=== WHAT TO DO ===
From the entries provided below, copy each line that contains the word "Length".
------------
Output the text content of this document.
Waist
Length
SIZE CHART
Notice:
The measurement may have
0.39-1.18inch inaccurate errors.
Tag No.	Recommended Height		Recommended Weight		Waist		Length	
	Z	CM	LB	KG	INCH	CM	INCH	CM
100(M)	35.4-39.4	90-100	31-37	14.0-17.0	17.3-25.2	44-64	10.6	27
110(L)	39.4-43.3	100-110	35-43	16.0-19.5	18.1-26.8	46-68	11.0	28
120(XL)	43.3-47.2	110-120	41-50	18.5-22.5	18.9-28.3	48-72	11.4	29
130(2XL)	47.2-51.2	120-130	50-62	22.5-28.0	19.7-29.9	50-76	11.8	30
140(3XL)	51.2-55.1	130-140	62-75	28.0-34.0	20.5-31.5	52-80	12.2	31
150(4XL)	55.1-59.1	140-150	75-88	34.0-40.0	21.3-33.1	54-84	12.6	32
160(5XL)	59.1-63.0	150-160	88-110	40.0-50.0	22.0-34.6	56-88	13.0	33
------------
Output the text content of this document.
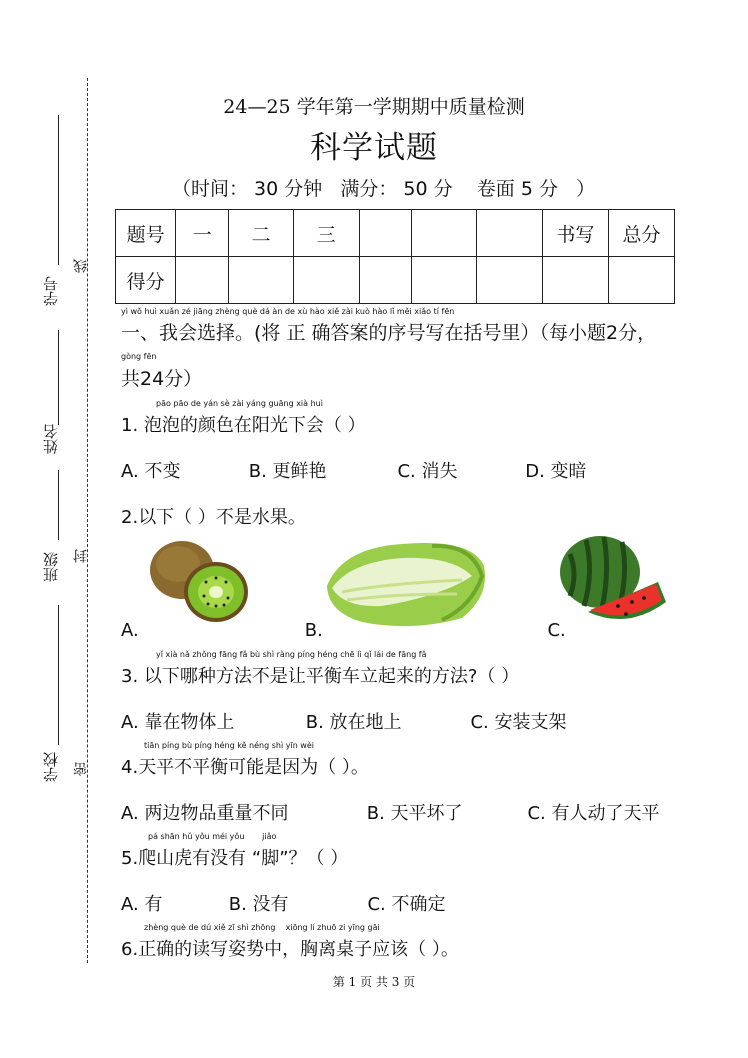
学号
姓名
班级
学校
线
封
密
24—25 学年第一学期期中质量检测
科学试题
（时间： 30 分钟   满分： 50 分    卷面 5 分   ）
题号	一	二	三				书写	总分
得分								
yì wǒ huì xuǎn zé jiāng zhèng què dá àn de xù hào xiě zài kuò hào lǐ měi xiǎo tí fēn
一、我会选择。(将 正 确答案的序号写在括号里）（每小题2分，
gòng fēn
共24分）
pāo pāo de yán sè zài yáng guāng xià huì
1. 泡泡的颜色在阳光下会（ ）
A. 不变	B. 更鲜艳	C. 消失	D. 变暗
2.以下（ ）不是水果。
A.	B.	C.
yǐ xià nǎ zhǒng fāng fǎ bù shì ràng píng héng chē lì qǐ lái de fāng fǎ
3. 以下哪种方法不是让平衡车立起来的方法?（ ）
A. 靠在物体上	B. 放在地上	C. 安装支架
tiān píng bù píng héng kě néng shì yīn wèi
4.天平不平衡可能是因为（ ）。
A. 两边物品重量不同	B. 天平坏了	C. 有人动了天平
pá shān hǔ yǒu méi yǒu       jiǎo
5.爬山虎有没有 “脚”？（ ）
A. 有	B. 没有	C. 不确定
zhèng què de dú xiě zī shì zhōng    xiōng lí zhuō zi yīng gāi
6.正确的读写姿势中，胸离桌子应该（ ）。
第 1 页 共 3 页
------------
=== EXERCISE ANSWER ===
Length
Tag No.	Recommended Height		Recommended Weight		Waist		Length	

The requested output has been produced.